Wherever a line in the data below holds "JSON", copy that line.

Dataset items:
↓↓↓

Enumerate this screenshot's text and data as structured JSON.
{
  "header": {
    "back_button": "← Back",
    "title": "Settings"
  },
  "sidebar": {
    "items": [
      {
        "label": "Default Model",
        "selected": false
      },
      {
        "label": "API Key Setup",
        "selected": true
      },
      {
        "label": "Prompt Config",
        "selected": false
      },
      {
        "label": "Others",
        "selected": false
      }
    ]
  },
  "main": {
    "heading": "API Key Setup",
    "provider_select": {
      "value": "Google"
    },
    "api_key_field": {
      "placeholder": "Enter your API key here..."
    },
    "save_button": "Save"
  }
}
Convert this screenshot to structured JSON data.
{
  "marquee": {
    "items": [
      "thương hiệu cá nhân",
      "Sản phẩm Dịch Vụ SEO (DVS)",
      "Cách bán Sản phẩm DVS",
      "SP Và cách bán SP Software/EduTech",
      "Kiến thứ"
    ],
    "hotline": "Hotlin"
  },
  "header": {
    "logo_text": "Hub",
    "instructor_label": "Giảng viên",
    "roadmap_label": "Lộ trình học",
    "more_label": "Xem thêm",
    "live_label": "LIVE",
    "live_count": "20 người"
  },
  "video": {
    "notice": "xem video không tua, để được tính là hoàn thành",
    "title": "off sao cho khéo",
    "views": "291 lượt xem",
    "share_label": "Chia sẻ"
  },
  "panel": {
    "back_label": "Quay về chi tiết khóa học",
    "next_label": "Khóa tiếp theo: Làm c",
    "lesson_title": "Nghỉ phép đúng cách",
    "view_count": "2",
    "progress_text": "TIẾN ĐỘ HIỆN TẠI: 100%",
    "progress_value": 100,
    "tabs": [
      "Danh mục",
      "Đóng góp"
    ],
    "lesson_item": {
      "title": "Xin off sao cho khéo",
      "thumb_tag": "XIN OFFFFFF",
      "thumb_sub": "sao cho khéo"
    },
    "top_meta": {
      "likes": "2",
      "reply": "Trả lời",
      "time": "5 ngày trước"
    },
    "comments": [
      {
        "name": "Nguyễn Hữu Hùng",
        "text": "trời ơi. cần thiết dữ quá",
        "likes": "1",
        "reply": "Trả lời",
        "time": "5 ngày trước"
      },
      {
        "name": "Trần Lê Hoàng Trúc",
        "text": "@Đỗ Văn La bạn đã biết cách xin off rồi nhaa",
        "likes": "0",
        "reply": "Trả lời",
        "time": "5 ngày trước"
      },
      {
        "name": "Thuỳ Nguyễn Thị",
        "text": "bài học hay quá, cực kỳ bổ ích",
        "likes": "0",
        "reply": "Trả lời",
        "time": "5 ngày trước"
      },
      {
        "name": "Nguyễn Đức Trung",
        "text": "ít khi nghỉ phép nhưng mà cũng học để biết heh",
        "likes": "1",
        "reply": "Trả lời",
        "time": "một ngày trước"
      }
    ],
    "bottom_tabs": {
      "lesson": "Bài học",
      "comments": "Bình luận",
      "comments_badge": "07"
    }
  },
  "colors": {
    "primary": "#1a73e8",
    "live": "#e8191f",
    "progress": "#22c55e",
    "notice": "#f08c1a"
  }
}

↑↑↑

Final answer
Enumerate this screenshot's text and data as structured JSON.
Convert this screenshot to structured JSON data.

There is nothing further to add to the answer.